▶ Given exercise: Exclude the pictures, then repeat the remaining data exactly.

[Structured figure records]
──────────────────────────────
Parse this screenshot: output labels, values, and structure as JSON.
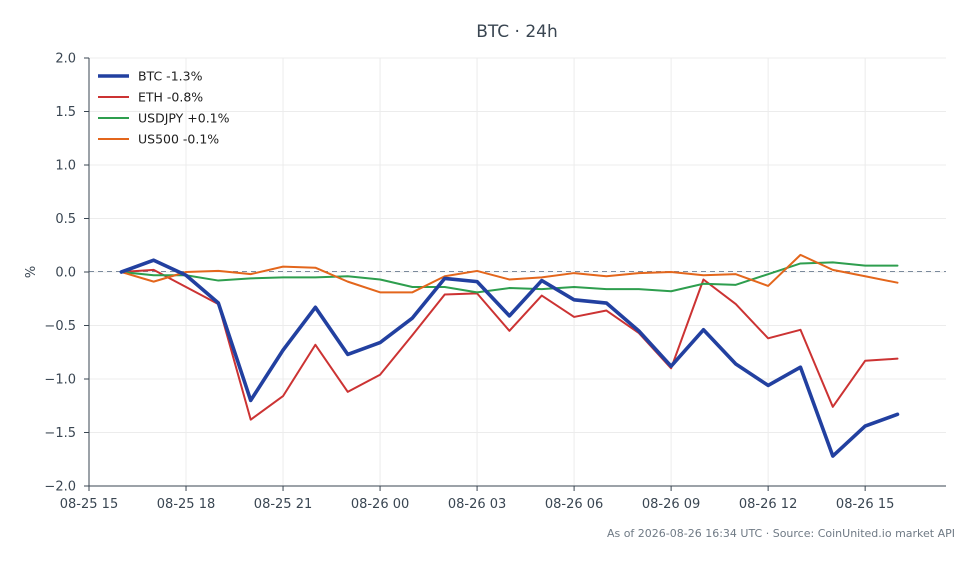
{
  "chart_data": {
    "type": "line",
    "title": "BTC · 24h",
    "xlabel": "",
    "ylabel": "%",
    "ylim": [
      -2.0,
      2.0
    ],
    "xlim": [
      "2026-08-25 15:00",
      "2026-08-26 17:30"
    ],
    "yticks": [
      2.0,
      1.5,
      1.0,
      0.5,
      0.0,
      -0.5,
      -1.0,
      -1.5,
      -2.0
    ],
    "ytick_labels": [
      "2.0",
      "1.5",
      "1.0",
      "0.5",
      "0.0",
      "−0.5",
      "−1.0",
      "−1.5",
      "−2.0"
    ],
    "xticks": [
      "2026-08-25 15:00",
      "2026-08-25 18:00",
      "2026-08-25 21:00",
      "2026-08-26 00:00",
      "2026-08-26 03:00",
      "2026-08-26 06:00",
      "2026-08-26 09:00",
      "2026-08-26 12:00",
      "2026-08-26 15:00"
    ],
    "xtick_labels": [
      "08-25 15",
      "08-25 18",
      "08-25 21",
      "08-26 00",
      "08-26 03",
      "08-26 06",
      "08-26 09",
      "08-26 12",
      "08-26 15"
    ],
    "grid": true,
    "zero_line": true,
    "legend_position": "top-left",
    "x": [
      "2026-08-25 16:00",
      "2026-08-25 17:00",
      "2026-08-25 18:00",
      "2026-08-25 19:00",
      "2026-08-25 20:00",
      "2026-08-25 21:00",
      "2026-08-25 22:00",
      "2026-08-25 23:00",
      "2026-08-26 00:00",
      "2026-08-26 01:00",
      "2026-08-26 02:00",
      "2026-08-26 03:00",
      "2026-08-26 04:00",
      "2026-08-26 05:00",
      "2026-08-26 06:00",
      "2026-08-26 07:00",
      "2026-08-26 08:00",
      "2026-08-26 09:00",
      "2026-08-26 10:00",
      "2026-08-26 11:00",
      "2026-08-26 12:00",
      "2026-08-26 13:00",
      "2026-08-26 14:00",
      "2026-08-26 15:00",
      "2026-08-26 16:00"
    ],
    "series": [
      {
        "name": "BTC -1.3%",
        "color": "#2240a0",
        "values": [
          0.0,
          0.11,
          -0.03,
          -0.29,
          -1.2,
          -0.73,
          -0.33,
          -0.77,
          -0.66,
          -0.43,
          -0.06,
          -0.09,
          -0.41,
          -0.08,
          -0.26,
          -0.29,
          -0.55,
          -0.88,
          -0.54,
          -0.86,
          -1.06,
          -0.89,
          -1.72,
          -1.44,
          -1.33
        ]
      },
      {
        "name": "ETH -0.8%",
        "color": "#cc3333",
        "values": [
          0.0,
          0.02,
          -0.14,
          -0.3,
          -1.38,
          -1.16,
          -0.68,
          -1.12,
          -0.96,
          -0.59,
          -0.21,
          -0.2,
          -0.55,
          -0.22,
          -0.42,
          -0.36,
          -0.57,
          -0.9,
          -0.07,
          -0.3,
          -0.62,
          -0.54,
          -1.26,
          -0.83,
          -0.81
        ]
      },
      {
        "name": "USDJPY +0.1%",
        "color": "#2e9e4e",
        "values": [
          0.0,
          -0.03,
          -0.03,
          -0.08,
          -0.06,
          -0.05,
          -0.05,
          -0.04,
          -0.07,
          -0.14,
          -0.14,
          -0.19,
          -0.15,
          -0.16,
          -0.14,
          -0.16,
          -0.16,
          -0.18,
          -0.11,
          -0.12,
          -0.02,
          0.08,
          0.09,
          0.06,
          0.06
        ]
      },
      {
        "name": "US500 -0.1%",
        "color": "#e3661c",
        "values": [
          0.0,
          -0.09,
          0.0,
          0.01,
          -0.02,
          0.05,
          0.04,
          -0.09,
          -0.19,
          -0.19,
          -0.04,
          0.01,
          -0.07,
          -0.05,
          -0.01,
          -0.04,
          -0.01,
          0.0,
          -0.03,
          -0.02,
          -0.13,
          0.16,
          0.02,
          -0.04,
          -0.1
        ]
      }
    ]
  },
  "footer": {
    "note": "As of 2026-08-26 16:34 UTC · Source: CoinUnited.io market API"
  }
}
──────────────────────────────
▶ Written reply:
Parse this screenshot: output labels, values, and structure as JSON.
{
  "chart_data": {
    "type": "line",
    "title": "BTC · 24h",
    "xlabel": "",
    "ylabel": "%",
    "ylim": [
      -2.0,
      2.0
    ],
    "xlim": [
      "2026-08-25 15:00",
      "2026-08-26 17:30"
    ],
    "yticks": [
      2.0,
      1.5,
      1.0,
      0.5,
      0.0,
      -0.5,
      -1.0,
      -1.5,
      -2.0
    ],
    "ytick_labels": [
      "2.0",
      "1.5",
      "1.0",
      "0.5",
      "0.0",
      "−0.5",
      "−1.0",
      "−1.5",
      "−2.0"
    ],
    "xticks": [
      "2026-08-25 15:00",
      "2026-08-25 18:00",
      "2026-08-25 21:00",
      "2026-08-26 00:00",
      "2026-08-26 03:00",
      "2026-08-26 06:00",
      "2026-08-26 09:00",
      "2026-08-26 12:00",
      "2026-08-26 15:00"
    ],
    "xtick_labels": [
      "08-25 15",
      "08-25 18",
      "08-25 21",
      "08-26 00",
      "08-26 03",
      "08-26 06",
      "08-26 09",
      "08-26 12",
      "08-26 15"
    ],
    "grid": true,
    "zero_line": true,
    "legend_position": "top-left",
    "x": [
      "2026-08-25 16:00",
      "2026-08-25 17:00",
      "2026-08-25 18:00",
      "2026-08-25 19:00",
      "2026-08-25 20:00",
      "2026-08-25 21:00",
      "2026-08-25 22:00",
      "2026-08-25 23:00",
      "2026-08-26 00:00",
      "2026-08-26 01:00",
      "2026-08-26 02:00",
      "2026-08-26 03:00",
      "2026-08-26 04:00",
      "2026-08-26 05:00",
      "2026-08-26 06:00",
      "2026-08-26 07:00",
      "2026-08-26 08:00",
      "2026-08-26 09:00",
      "2026-08-26 10:00",
      "2026-08-26 11:00",
      "2026-08-26 12:00",
      "2026-08-26 13:00",
      "2026-08-26 14:00",
      "2026-08-26 15:00",
      "2026-08-26 16:00"
    ],
    "series": [
      {
        "name": "BTC -1.3%",
        "color": "#2240a0",
        "values": [
          0.0,
          0.11,
          -0.03,
          -0.29,
          -1.2,
          -0.73,
          -0.33,
          -0.77,
          -0.66,
          -0.43,
          -0.06,
          -0.09,
          -0.41,
          -0.08,
          -0.26,
          -0.29,
          -0.55,
          -0.88,
          -0.54,
          -0.86,
          -1.06,
          -0.89,
          -1.72,
          -1.44,
          -1.33
        ]
      },
      {
        "name": "ETH -0.8%",
        "color": "#cc3333",
        "values": [
          0.0,
          0.02,
          -0.14,
          -0.3,
          -1.38,
          -1.16,
          -0.68,
          -1.12,
          -0.96,
          -0.59,
          -0.21,
          -0.2,
          -0.55,
          -0.22,
          -0.42,
          -0.36,
          -0.57,
          -0.9,
          -0.07,
          -0.3,
          -0.62,
          -0.54,
          -1.26,
          -0.83,
          -0.81
        ]
      },
      {
        "name": "USDJPY +0.1%",
        "color": "#2e9e4e",
        "values": [
          0.0,
          -0.03,
          -0.03,
          -0.08,
          -0.06,
          -0.05,
          -0.05,
          -0.04,
          -0.07,
          -0.14,
          -0.14,
          -0.19,
          -0.15,
          -0.16,
          -0.14,
          -0.16,
          -0.16,
          -0.18,
          -0.11,
          -0.12,
          -0.02,
          0.08,
          0.09,
          0.06,
          0.06
        ]
      },
      {
        "name": "US500 -0.1%",
        "color": "#e3661c",
        "values": [
          0.0,
          -0.09,
          0.0,
          0.01,
          -0.02,
          0.05,
          0.04,
          -0.09,
          -0.19,
          -0.19,
          -0.04,
          0.01,
          -0.07,
          -0.05,
          -0.01,
          -0.04,
          -0.01,
          0.0,
          -0.03,
          -0.02,
          -0.13,
          0.16,
          0.02,
          -0.04,
          -0.1
        ]
      }
    ]
  },
  "footer": {
    "note": "As of 2026-08-26 16:34 UTC · Source: CoinUnited.io market API"
  }
}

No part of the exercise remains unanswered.